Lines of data
------------

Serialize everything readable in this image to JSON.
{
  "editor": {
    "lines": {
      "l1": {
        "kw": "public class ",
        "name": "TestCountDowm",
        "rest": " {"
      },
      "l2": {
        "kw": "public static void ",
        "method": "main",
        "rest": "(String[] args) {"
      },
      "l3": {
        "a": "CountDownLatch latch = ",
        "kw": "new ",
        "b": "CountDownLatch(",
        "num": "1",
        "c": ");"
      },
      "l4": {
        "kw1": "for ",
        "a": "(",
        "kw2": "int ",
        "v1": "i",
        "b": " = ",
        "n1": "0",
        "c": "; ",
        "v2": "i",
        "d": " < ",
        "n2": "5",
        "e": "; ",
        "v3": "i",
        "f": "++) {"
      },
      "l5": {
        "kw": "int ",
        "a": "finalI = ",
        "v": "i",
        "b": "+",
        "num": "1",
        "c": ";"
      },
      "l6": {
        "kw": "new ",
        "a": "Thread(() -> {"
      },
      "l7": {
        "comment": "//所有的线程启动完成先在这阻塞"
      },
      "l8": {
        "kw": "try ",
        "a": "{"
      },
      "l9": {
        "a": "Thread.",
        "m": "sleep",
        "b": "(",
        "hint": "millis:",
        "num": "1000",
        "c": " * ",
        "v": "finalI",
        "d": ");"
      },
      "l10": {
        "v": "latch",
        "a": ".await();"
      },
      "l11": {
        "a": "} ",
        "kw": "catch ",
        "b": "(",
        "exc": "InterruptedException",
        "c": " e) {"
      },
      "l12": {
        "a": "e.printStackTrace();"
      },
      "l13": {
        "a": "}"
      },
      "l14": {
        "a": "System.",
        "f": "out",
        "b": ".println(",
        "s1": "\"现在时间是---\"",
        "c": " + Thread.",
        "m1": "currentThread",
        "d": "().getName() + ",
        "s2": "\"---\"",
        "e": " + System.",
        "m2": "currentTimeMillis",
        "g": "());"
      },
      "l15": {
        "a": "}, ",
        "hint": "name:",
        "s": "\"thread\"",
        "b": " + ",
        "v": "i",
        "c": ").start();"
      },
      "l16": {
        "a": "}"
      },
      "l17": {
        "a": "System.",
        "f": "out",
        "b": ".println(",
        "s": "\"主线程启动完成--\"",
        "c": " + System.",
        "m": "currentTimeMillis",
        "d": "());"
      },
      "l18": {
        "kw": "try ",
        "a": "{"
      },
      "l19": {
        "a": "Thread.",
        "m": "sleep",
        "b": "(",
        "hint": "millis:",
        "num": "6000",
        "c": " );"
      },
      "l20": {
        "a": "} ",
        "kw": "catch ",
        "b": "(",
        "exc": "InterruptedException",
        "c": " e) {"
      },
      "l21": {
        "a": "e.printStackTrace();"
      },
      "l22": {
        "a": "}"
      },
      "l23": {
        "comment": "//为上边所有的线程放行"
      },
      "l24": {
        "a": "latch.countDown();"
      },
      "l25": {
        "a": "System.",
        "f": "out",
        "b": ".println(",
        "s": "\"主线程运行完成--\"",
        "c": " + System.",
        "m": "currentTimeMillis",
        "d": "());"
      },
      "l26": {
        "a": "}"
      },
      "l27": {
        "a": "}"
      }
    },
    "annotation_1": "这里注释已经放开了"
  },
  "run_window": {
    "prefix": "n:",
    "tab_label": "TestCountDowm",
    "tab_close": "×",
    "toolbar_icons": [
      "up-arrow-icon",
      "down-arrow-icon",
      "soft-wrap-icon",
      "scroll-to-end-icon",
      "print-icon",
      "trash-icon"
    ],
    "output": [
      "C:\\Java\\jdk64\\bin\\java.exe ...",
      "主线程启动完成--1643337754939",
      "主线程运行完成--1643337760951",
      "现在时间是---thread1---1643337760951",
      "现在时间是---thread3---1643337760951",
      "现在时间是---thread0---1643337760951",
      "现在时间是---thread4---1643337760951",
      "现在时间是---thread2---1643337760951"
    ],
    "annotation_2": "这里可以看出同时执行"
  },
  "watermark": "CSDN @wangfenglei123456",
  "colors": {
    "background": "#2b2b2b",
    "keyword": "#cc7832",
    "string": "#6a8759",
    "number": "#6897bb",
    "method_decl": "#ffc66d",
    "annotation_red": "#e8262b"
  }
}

------------

What the task requires:
Copy every line of the material in which the word "TestCountDowm" occurs.

Exercise response:
        "name": "TestCountDowm",
    "tab_label": "TestCountDowm",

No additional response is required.